MATERIAL FOR THIS EXERCISE
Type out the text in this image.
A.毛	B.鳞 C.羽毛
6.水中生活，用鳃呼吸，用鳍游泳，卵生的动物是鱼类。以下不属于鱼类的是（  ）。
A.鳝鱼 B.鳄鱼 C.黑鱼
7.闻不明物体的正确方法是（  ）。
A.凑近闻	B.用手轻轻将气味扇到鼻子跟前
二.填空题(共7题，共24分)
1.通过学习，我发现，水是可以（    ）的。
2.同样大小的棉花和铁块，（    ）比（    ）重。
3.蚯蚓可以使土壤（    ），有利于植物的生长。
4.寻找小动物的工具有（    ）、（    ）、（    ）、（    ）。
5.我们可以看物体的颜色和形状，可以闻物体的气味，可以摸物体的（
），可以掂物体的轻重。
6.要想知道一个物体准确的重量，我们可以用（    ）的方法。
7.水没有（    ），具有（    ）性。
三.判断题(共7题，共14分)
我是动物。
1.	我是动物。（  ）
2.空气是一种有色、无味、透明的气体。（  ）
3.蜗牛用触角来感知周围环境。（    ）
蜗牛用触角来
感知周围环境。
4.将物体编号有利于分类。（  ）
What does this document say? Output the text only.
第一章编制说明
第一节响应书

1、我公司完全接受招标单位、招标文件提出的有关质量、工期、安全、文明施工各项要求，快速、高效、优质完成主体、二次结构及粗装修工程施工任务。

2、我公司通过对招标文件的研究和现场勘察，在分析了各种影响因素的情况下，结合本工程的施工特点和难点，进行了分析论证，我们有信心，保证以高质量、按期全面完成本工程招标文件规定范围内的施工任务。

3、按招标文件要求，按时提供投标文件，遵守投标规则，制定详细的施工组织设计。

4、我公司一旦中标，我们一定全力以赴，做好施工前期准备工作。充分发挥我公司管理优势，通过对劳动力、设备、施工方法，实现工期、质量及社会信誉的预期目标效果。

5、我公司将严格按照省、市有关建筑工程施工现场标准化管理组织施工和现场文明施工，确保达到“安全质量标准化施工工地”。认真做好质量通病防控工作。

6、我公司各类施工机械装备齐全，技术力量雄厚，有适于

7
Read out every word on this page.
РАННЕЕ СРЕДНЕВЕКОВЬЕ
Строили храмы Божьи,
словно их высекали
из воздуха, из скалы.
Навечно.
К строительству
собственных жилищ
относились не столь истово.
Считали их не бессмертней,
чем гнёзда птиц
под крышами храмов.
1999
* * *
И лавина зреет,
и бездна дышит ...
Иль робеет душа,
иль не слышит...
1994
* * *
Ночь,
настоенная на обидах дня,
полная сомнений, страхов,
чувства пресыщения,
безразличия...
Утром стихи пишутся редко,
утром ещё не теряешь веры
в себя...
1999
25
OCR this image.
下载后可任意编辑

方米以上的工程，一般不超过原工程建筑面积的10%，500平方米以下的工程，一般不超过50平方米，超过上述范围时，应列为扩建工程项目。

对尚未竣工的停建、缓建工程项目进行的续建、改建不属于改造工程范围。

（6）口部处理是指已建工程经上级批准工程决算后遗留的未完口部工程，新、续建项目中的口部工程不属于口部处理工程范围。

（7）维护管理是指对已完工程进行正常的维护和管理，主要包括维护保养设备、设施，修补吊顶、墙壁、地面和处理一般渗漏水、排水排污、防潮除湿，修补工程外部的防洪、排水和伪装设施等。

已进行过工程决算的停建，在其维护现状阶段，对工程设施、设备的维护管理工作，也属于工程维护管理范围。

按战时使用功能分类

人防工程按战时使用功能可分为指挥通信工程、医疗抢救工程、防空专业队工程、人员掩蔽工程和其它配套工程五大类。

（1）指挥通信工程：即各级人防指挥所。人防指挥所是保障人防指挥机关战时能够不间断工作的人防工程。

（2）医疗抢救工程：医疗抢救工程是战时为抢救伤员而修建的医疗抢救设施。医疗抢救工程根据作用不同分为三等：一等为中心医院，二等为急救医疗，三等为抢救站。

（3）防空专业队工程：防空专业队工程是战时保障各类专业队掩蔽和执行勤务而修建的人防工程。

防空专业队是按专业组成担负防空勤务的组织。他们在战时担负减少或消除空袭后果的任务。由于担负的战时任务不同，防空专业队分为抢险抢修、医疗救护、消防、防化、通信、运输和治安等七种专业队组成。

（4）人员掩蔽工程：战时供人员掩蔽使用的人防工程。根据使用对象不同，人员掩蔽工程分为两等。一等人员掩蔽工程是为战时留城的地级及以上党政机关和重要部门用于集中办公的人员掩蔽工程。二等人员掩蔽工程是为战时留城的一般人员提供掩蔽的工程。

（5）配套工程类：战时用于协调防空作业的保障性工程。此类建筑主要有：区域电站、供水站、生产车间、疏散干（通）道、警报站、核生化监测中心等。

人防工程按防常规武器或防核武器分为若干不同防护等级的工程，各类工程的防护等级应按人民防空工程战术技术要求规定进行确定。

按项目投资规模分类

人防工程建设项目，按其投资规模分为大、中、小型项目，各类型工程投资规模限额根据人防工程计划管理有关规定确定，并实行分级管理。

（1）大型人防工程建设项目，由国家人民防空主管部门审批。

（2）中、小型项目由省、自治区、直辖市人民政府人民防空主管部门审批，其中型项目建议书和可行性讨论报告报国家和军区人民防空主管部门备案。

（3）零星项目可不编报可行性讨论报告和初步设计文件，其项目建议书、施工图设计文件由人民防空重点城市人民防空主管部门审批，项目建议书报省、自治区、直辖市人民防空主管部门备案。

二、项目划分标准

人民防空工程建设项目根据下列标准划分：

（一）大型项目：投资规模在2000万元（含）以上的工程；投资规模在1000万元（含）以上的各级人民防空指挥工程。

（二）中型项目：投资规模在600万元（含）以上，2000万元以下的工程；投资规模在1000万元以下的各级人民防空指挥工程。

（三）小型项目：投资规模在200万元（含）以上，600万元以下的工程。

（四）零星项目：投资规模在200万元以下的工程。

TASK BRIEF
Report every line containing the word "image" from the listing above.

RESPONSE FOR THIS EXERCISE
Type out the text in this image.
OCR this image.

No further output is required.